> [Instruction]: Print the whole listing exactly.

> [Input for this task]:
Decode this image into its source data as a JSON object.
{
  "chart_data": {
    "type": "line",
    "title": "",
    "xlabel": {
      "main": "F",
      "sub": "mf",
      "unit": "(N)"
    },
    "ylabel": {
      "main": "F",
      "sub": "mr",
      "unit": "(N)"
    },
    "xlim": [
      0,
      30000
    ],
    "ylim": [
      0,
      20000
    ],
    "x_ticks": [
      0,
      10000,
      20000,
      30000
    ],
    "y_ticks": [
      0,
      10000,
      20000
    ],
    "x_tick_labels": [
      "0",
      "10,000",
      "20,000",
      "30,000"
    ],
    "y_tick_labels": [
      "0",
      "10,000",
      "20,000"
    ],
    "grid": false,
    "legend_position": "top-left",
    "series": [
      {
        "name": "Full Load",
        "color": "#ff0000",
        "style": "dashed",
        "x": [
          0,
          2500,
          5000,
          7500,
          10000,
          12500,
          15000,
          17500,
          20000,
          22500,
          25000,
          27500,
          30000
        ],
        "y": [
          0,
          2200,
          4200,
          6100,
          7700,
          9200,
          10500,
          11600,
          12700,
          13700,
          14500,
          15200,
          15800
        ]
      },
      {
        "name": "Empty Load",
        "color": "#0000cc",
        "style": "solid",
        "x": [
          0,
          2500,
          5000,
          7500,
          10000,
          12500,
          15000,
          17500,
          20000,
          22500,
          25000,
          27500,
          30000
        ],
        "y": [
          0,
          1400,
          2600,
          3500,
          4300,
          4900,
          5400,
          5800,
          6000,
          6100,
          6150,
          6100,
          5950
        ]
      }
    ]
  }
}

> [Full output]:
Decode this image into its source data as a JSON object.
{
  "chart_data": {
    "type": "line",
    "title": "",
    "xlabel": {
      "main": "F",
      "sub": "mf",
      "unit": "(N)"
    },
    "ylabel": {
      "main": "F",
      "sub": "mr",
      "unit": "(N)"
    },
    "xlim": [
      0,
      30000
    ],
    "ylim": [
      0,
      20000
    ],
    "x_ticks": [
      0,
      10000,
      20000,
      30000
    ],
    "y_ticks": [
      0,
      10000,
      20000
    ],
    "x_tick_labels": [
      "0",
      "10,000",
      "20,000",
      "30,000"
    ],
    "y_tick_labels": [
      "0",
      "10,000",
      "20,000"
    ],
    "grid": false,
    "legend_position": "top-left",
    "series": [
      {
        "name": "Full Load",
        "color": "#ff0000",
        "style": "dashed",
        "x": [
          0,
          2500,
          5000,
          7500,
          10000,
          12500,
          15000,
          17500,
          20000,
          22500,
          25000,
          27500,
          30000
        ],
        "y": [
          0,
          2200,
          4200,
          6100,
          7700,
          9200,
          10500,
          11600,
          12700,
          13700,
          14500,
          15200,
          15800
        ]
      },
      {
        "name": "Empty Load",
        "color": "#0000cc",
        "style": "solid",
        "x": [
          0,
          2500,
          5000,
          7500,
          10000,
          12500,
          15000,
          17500,
          20000,
          22500,
          25000,
          27500,
          30000
        ],
        "y": [
          0,
          1400,
          2600,
          3500,
          4300,
          4900,
          5400,
          5800,
          6000,
          6100,
          6150,
          6100,
          5950
        ]
      }
    ]
  }
}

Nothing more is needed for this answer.